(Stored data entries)
[BEGIN]

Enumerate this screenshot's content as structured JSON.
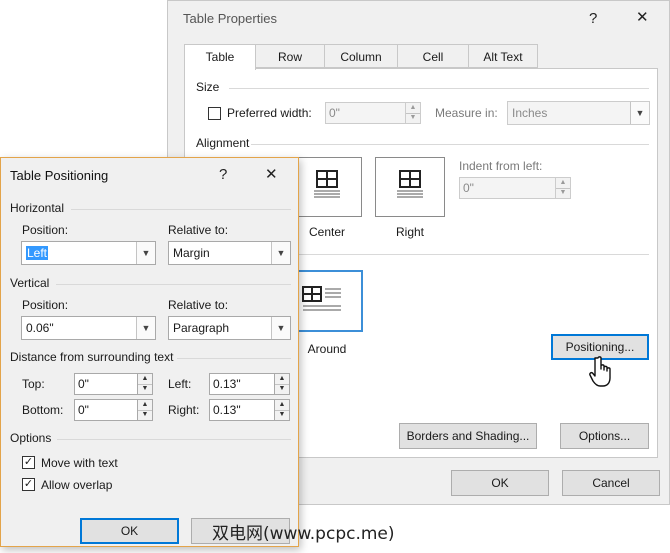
{
  "table_properties": {
    "title": "Table Properties",
    "help_glyph": "?",
    "close_glyph": "✕",
    "tabs": [
      {
        "label": "Table"
      },
      {
        "label": "Row"
      },
      {
        "label": "Column"
      },
      {
        "label": "Cell"
      },
      {
        "label": "Alt Text"
      }
    ],
    "size": {
      "section_label": "Size",
      "preferred_width_label": "Preferred width:",
      "preferred_width_value": "0\"",
      "measure_in_label": "Measure in:",
      "measure_in_value": "Inches"
    },
    "alignment": {
      "section_label": "Alignment",
      "center_label": "Center",
      "right_label": "Right",
      "indent_label": "Indent from left:",
      "indent_value": "0\""
    },
    "text_wrapping": {
      "around_label": "Around"
    },
    "positioning_button": "Positioning...",
    "borders_button": "Borders and Shading...",
    "options_button": "Options...",
    "ok_button": "OK",
    "cancel_button": "Cancel"
  },
  "table_positioning": {
    "title": "Table Positioning",
    "help_glyph": "?",
    "close_glyph": "✕",
    "horizontal": {
      "section_label": "Horizontal",
      "position_label": "Position:",
      "position_value": "Left",
      "relative_label": "Relative to:",
      "relative_value": "Margin"
    },
    "vertical": {
      "section_label": "Vertical",
      "position_label": "Position:",
      "position_value": "0.06\"",
      "relative_label": "Relative to:",
      "relative_value": "Paragraph"
    },
    "distance": {
      "section_label": "Distance from surrounding text",
      "top_label": "Top:",
      "top_value": "0\"",
      "bottom_label": "Bottom:",
      "bottom_value": "0\"",
      "left_label": "Left:",
      "left_value": "0.13\"",
      "right_label": "Right:",
      "right_value": "0.13\""
    },
    "options": {
      "section_label": "Options",
      "move_with_text_label": "Move with text",
      "move_with_text_checked": true,
      "allow_overlap_label": "Allow overlap",
      "allow_overlap_checked": true
    },
    "ok_button": "OK"
  },
  "watermark": "双电网(www.pcpc.me)",
  "colors": {
    "accent": "#0078d7",
    "dialog_bg": "#f0f0f0",
    "selection": "#3399ff"
  }
}
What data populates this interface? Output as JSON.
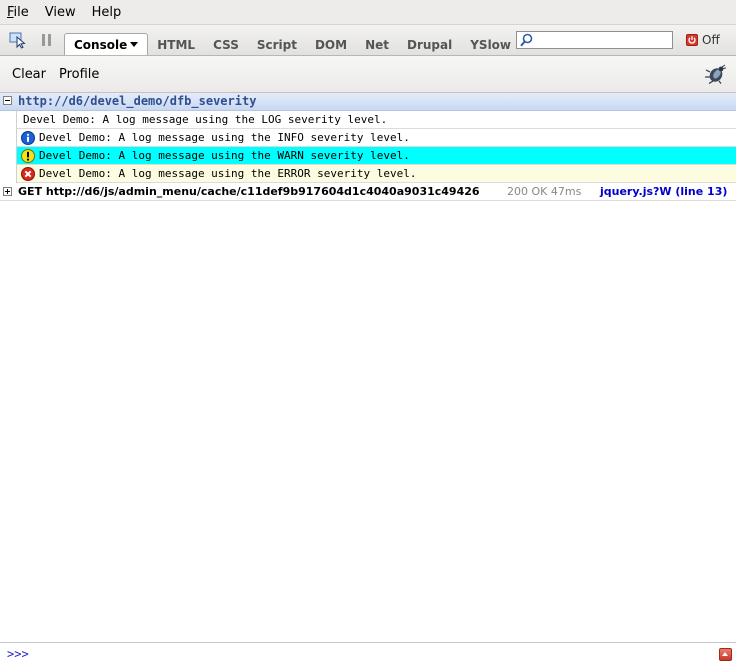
{
  "menubar": {
    "items": [
      {
        "label": "File",
        "mnemonic": "F",
        "rest": "ile"
      },
      {
        "label": "View"
      },
      {
        "label": "Help"
      }
    ]
  },
  "toolbar": {
    "tabs": [
      {
        "label": "Console",
        "active": true
      },
      {
        "label": "HTML"
      },
      {
        "label": "CSS"
      },
      {
        "label": "Script"
      },
      {
        "label": "DOM"
      },
      {
        "label": "Net"
      },
      {
        "label": "Drupal"
      },
      {
        "label": "YSlow"
      }
    ],
    "search": {
      "value": "",
      "placeholder": ""
    },
    "off_label": "Off"
  },
  "console_toolbar": {
    "clear_label": "Clear",
    "profile_label": "Profile"
  },
  "log": {
    "group": {
      "title": "http://d6/devel_demo/dfb_severity",
      "expanded": true,
      "messages": [
        {
          "severity": "log",
          "text": "Devel Demo: A log message using the LOG severity level."
        },
        {
          "severity": "info",
          "text": "Devel Demo: A log message using the INFO severity level."
        },
        {
          "severity": "warn",
          "text": "Devel Demo: A log message using the WARN severity level."
        },
        {
          "severity": "error",
          "text": "Devel Demo: A log message using the ERROR severity level."
        }
      ]
    },
    "request": {
      "text": "GET http://d6/js/admin_menu/cache/c11def9b917604d1c4040a9031c49426",
      "status": "200 OK 47ms",
      "source": "jquery.js?W (line 13)"
    }
  },
  "command_line": {
    "prompt": ">>>",
    "value": ""
  },
  "colors": {
    "warn_row": "#00ffff",
    "error_row": "#fdfce0",
    "link": "#0000cc",
    "group_title": "#2f4f8f"
  }
}
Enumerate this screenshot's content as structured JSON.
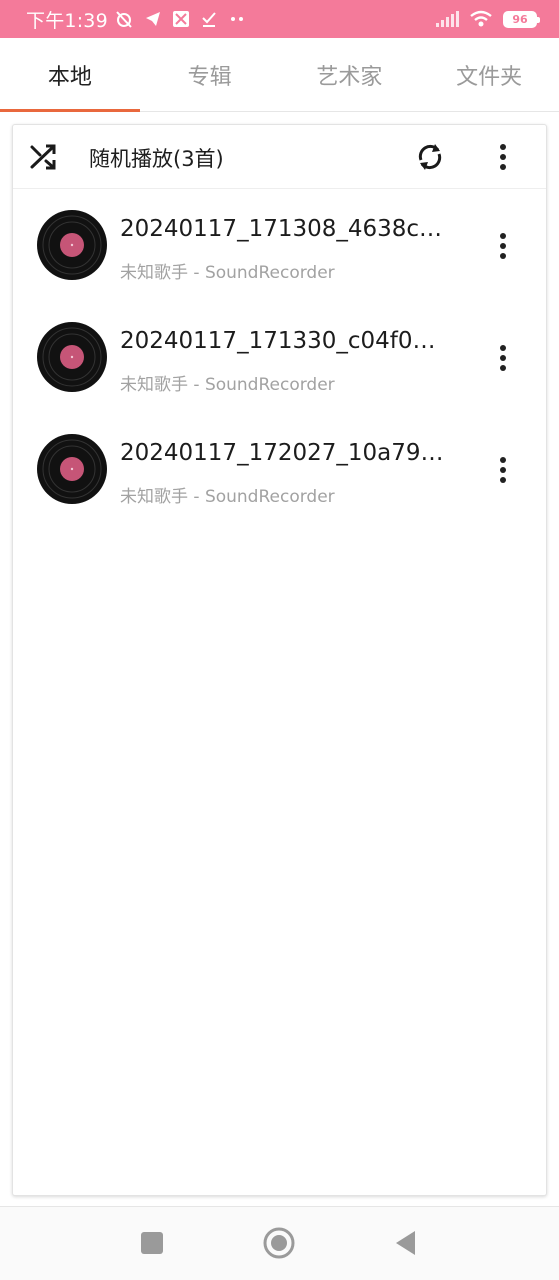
{
  "status_bar": {
    "time": "下午1:39",
    "battery": "96",
    "icons": [
      "alarm-off-icon",
      "telegram-icon",
      "app-icon",
      "download-done-icon",
      "more-dots-icon",
      "signal-icon",
      "wifi-icon",
      "battery-icon"
    ],
    "color": "#f47a9a"
  },
  "tabs": [
    {
      "label": "本地",
      "active": true
    },
    {
      "label": "专辑",
      "active": false
    },
    {
      "label": "艺术家",
      "active": false
    },
    {
      "label": "文件夹",
      "active": false
    }
  ],
  "accent_color": "#e9683d",
  "header": {
    "shuffle_label": "随机播放(3首)",
    "icons": [
      "shuffle-icon",
      "refresh-icon",
      "more-vert-icon"
    ]
  },
  "tracks": [
    {
      "title": "20240117_171308_4638c1...",
      "subtitle": "未知歌手 - SoundRecorder"
    },
    {
      "title": "20240117_171330_c04f067...",
      "subtitle": "未知歌手 - SoundRecorder"
    },
    {
      "title": "20240117_172027_10a792...",
      "subtitle": "未知歌手 - SoundRecorder"
    }
  ],
  "nav": {
    "icons": [
      "recents-square-icon",
      "home-circle-icon",
      "back-triangle-icon"
    ]
  }
}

[END]

■ **Requirement**: Transcribe the listing in full and omit the pictures.

■ **Full output**:
Enumerate this screenshot's content as structured JSON.
{
  "table_properties": {
    "title": "Table Properties",
    "help_glyph": "?",
    "close_glyph": "✕",
    "tabs": [
      {
        "label": "Table"
      },
      {
        "label": "Row"
      },
      {
        "label": "Column"
      },
      {
        "label": "Cell"
      },
      {
        "label": "Alt Text"
      }
    ],
    "size": {
      "section_label": "Size",
      "preferred_width_label": "Preferred width:",
      "preferred_width_value": "0\"",
      "measure_in_label": "Measure in:",
      "measure_in_value": "Inches"
    },
    "alignment": {
      "section_label": "Alignment",
      "center_label": "Center",
      "right_label": "Right",
      "indent_label": "Indent from left:",
      "indent_value": "0\""
    },
    "text_wrapping": {
      "around_label": "Around"
    },
    "positioning_button": "Positioning...",
    "borders_button": "Borders and Shading...",
    "options_button": "Options...",
    "ok_button": "OK",
    "cancel_button": "Cancel"
  },
  "table_positioning": {
    "title": "Table Positioning",
    "help_glyph": "?",
    "close_glyph": "✕",
    "horizontal": {
      "section_label": "Horizontal",
      "position_label": "Position:",
      "position_value": "Left",
      "relative_label": "Relative to:",
      "relative_value": "Margin"
    },
    "vertical": {
      "section_label": "Vertical",
      "position_label": "Position:",
      "position_value": "0.06\"",
      "relative_label": "Relative to:",
      "relative_value": "Paragraph"
    },
    "distance": {
      "section_label": "Distance from surrounding text",
      "top_label": "Top:",
      "top_value": "0\"",
      "bottom_label": "Bottom:",
      "bottom_value": "0\"",
      "left_label": "Left:",
      "left_value": "0.13\"",
      "right_label": "Right:",
      "right_value": "0.13\""
    },
    "options": {
      "section_label": "Options",
      "move_with_text_label": "Move with text",
      "move_with_text_checked": true,
      "allow_overlap_label": "Allow overlap",
      "allow_overlap_checked": true
    },
    "ok_button": "OK"
  },
  "watermark": "双电网(www.pcpc.me)",
  "colors": {
    "accent": "#0078d7",
    "dialog_bg": "#f0f0f0",
    "selection": "#3399ff"
  }
}
What data populates this interface? Output as JSON.
{
  "menubar": {
    "items": [
      {
        "label": "File",
        "mnemonic": "F",
        "rest": "ile"
      },
      {
        "label": "View"
      },
      {
        "label": "Help"
      }
    ]
  },
  "toolbar": {
    "tabs": [
      {
        "label": "Console",
        "active": true
      },
      {
        "label": "HTML"
      },
      {
        "label": "CSS"
      },
      {
        "label": "Script"
      },
      {
        "label": "DOM"
      },
      {
        "label": "Net"
      },
      {
        "label": "Drupal"
      },
      {
        "label": "YSlow"
      }
    ],
    "search": {
      "value": "",
      "placeholder": ""
    },
    "off_label": "Off"
  },
  "console_toolbar": {
    "clear_label": "Clear",
    "profile_label": "Profile"
  },
  "log": {
    "group": {
      "title": "http://d6/devel_demo/dfb_severity",
      "expanded": true,
      "messages": [
        {
          "severity": "log",
          "text": "Devel Demo: A log message using the LOG severity level."
        },
        {
          "severity": "info",
          "text": "Devel Demo: A log message using the INFO severity level."
        },
        {
          "severity": "warn",
          "text": "Devel Demo: A log message using the WARN severity level."
        },
        {
          "severity": "error",
          "text": "Devel Demo: A log message using the ERROR severity level."
        }
      ]
    },
    "request": {
      "text": "GET http://d6/js/admin_menu/cache/c11def9b917604d1c4040a9031c49426",
      "status": "200 OK 47ms",
      "source": "jquery.js?W (line 13)"
    }
  },
  "command_line": {
    "prompt": ">>>",
    "value": ""
  },
  "colors": {
    "warn_row": "#00ffff",
    "error_row": "#fdfce0",
    "link": "#0000cc",
    "group_title": "#2f4f8f"
  }
}
Enumerate this screenshot's content as structured JSON.
{
  "status_bar": {
    "time": "下午1:39",
    "battery": "96",
    "icons": [
      "alarm-off-icon",
      "telegram-icon",
      "app-icon",
      "download-done-icon",
      "more-dots-icon",
      "signal-icon",
      "wifi-icon",
      "battery-icon"
    ],
    "color": "#f47a9a"
  },
  "tabs": [
    {
      "label": "本地",
      "active": true
    },
    {
      "label": "专辑",
      "active": false
    },
    {
      "label": "艺术家",
      "active": false
    },
    {
      "label": "文件夹",
      "active": false
    }
  ],
  "accent_color": "#e9683d",
  "header": {
    "shuffle_label": "随机播放(3首)",
    "icons": [
      "shuffle-icon",
      "refresh-icon",
      "more-vert-icon"
    ]
  },
  "tracks": [
    {
      "title": "20240117_171308_4638c1...",
      "subtitle": "未知歌手 - SoundRecorder"
    },
    {
      "title": "20240117_171330_c04f067...",
      "subtitle": "未知歌手 - SoundRecorder"
    },
    {
      "title": "20240117_172027_10a792...",
      "subtitle": "未知歌手 - SoundRecorder"
    }
  ],
  "nav": {
    "icons": [
      "recents-square-icon",
      "home-circle-icon",
      "back-triangle-icon"
    ]
  }
}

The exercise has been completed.